** What is expected **
Every line containing the string "Relative" is to be copied from the records.

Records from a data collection

------

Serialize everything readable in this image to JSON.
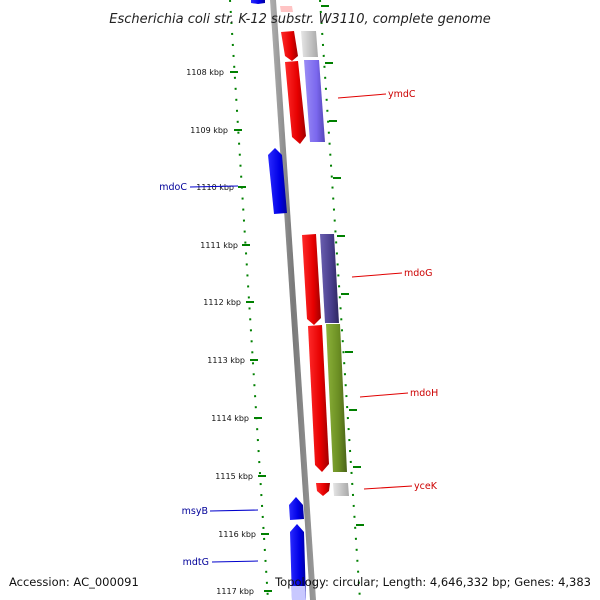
{
  "title": "Escherichia coli str. K-12 substr. W3110, complete genome",
  "footer": {
    "accession": "Accession: AC_000091",
    "topology": "Topology: circular; Length: 4,646,332 bp; Genes: 4,383"
  },
  "ticks": [
    "1108 kbp",
    "1109 kbp",
    "1110 kbp",
    "1111 kbp",
    "1112 kbp",
    "1113 kbp",
    "1114 kbp",
    "1115 kbp",
    "1116 kbp",
    "1117 kbp"
  ],
  "genes": {
    "ymdC": "ymdC",
    "mdoC": "mdoC",
    "mdoG": "mdoG",
    "mdoH": "mdoH",
    "yceK": "yceK",
    "msyB": "msyB",
    "mdtG": "mdtG"
  },
  "colors": {
    "forward_strand": "#ff0000",
    "reverse_strand": "#0000ff",
    "backbone": "#888888",
    "tick_marks": "#008000",
    "ymdC_feature": "#7b68ee",
    "mdoG_feature": "#483d8b",
    "mdoH_feature": "#6b8e23"
  }
}
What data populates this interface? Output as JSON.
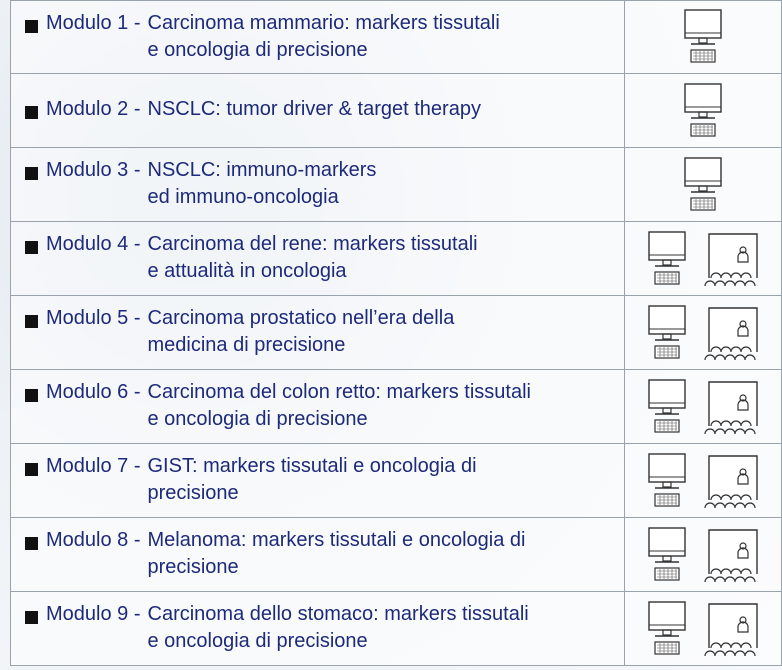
{
  "modules": [
    {
      "label": "Modulo 1 -",
      "title": [
        "Carcinoma mammario: markers tissutali",
        "e oncologia di precisione"
      ]
    },
    {
      "label": "Modulo 2 -",
      "title": [
        "NSCLC: tumor driver & target therapy"
      ]
    },
    {
      "label": "Modulo 3 -",
      "title": [
        "NSCLC: immuno-markers",
        "ed immuno-oncologia"
      ]
    },
    {
      "label": "Modulo 4 -",
      "title": [
        "Carcinoma del rene: markers tissutali",
        "e attualità in oncologia"
      ]
    },
    {
      "label": "Modulo 5 -",
      "title": [
        "Carcinoma prostatico nell’era della",
        "medicina di precisione"
      ]
    },
    {
      "label": "Modulo 6 -",
      "title": [
        "Carcinoma del colon retto: markers tissutali",
        "e oncologia di precisione"
      ]
    },
    {
      "label": "Modulo 7 -",
      "title": [
        "GIST: markers tissutali e oncologia di",
        "precisione"
      ]
    },
    {
      "label": "Modulo 8 -",
      "title": [
        "Melanoma: markers tissutali e oncologia di",
        "precisione"
      ]
    },
    {
      "label": "Modulo 9 -",
      "title": [
        "Carcinoma dello stomaco: markers tissutali",
        "e oncologia di precisione"
      ]
    }
  ]
}
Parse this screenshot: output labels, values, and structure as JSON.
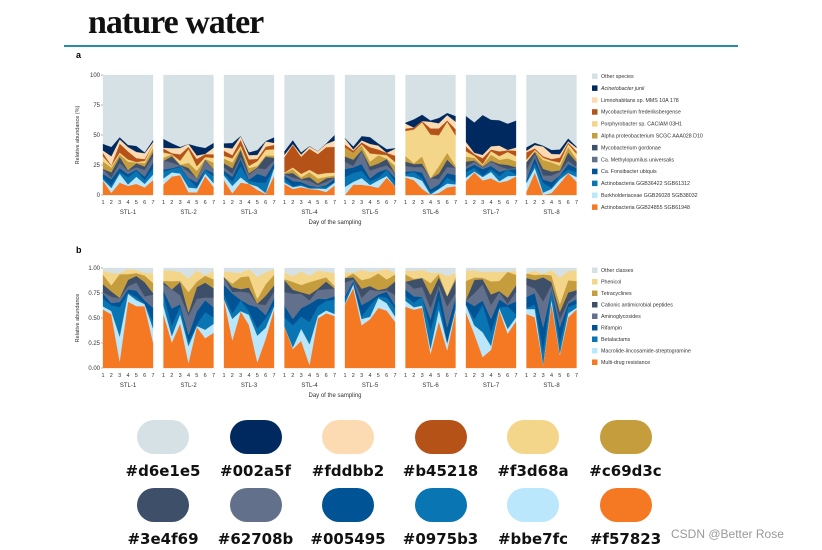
{
  "header": {
    "journal": "nature water"
  },
  "watermark": "CSDN @Better Rose",
  "chart_data": [
    {
      "type": "area",
      "panel": "a",
      "ylabel": "Relative abundance (%)",
      "xlabel": "Day of the sampling",
      "ylim": [
        0,
        100
      ],
      "yticks": [
        "0",
        "25",
        "50",
        "75",
        "100"
      ],
      "days": [
        "1",
        "2",
        "3",
        "4",
        "5",
        "6",
        "7"
      ],
      "groups": [
        "STL-1",
        "STL-2",
        "STL-3",
        "STL-4",
        "STL-5",
        "STL-6",
        "STL-7",
        "STL-8"
      ],
      "legend": [
        {
          "name": "Other species",
          "color": "#d6e1e5"
        },
        {
          "name": "Acinetobacter junii",
          "color": "#002a5f",
          "italic": true
        },
        {
          "name": "Limnohabitans sp. MMS 10A 178",
          "color": "#fddbb2"
        },
        {
          "name": "Mycobacterium frederiksbergense",
          "color": "#b45218"
        },
        {
          "name": "Porphyrobacter sp. CACIAM 03H1",
          "color": "#f3d68a"
        },
        {
          "name": "Alpha proteobacterium SCGC AAA028 D10",
          "color": "#c69d3c"
        },
        {
          "name": "Mycobacterium gordonae",
          "color": "#3e4f69"
        },
        {
          "name": "Ca. Methylopumilus universalis",
          "color": "#62708b"
        },
        {
          "name": "Ca. Fonsibacter ubiquis",
          "color": "#005495"
        },
        {
          "name": "Actinobacteria GGB36422 SGB61312",
          "color": "#0975b3"
        },
        {
          "name": "Burkholderiaceae GGB26028 SGB38032",
          "color": "#bbe7fc"
        },
        {
          "name": "Actinobacteria GGB24855 SGB61948",
          "color": "#f57823"
        }
      ]
    },
    {
      "type": "area",
      "panel": "b",
      "ylabel": "Relative abundance",
      "xlabel": "Day of the sampling",
      "ylim": [
        0,
        1
      ],
      "yticks": [
        "0.00",
        "0.25",
        "0.50",
        "0.75",
        "1.00"
      ],
      "days": [
        "1",
        "2",
        "3",
        "4",
        "5",
        "6",
        "7"
      ],
      "groups": [
        "STL-1",
        "STL-2",
        "STL-3",
        "STL-4",
        "STL-5",
        "STL-6",
        "STL-7",
        "STL-8"
      ],
      "legend": [
        {
          "name": "Other classes",
          "color": "#d6e1e5"
        },
        {
          "name": "Phenicol",
          "color": "#f3d68a"
        },
        {
          "name": "Tetracyclines",
          "color": "#c69d3c"
        },
        {
          "name": "Cationic antimicrobial peptides",
          "color": "#3e4f69"
        },
        {
          "name": "Aminoglycosides",
          "color": "#62708b"
        },
        {
          "name": "Rifampin",
          "color": "#005495"
        },
        {
          "name": "Betalactams",
          "color": "#0975b3"
        },
        {
          "name": "Macrolide-lincosamide-streptogramine",
          "color": "#bbe7fc"
        },
        {
          "name": "Multi-drug resistance",
          "color": "#f57823"
        }
      ]
    }
  ],
  "palette": {
    "items": [
      {
        "hex": "#d6e1e5"
      },
      {
        "hex": "#002a5f"
      },
      {
        "hex": "#fddbb2"
      },
      {
        "hex": "#b45218"
      },
      {
        "hex": "#f3d68a"
      },
      {
        "hex": "#c69d3c"
      },
      {
        "hex": "#3e4f69"
      },
      {
        "hex": "#62708b"
      },
      {
        "hex": "#005495"
      },
      {
        "hex": "#0975b3"
      },
      {
        "hex": "#bbe7fc"
      },
      {
        "hex": "#f57823"
      }
    ]
  }
}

------

** Task answer **
      "ylabel": "Relative abundance (%)",
      "ylabel": "Relative abundance",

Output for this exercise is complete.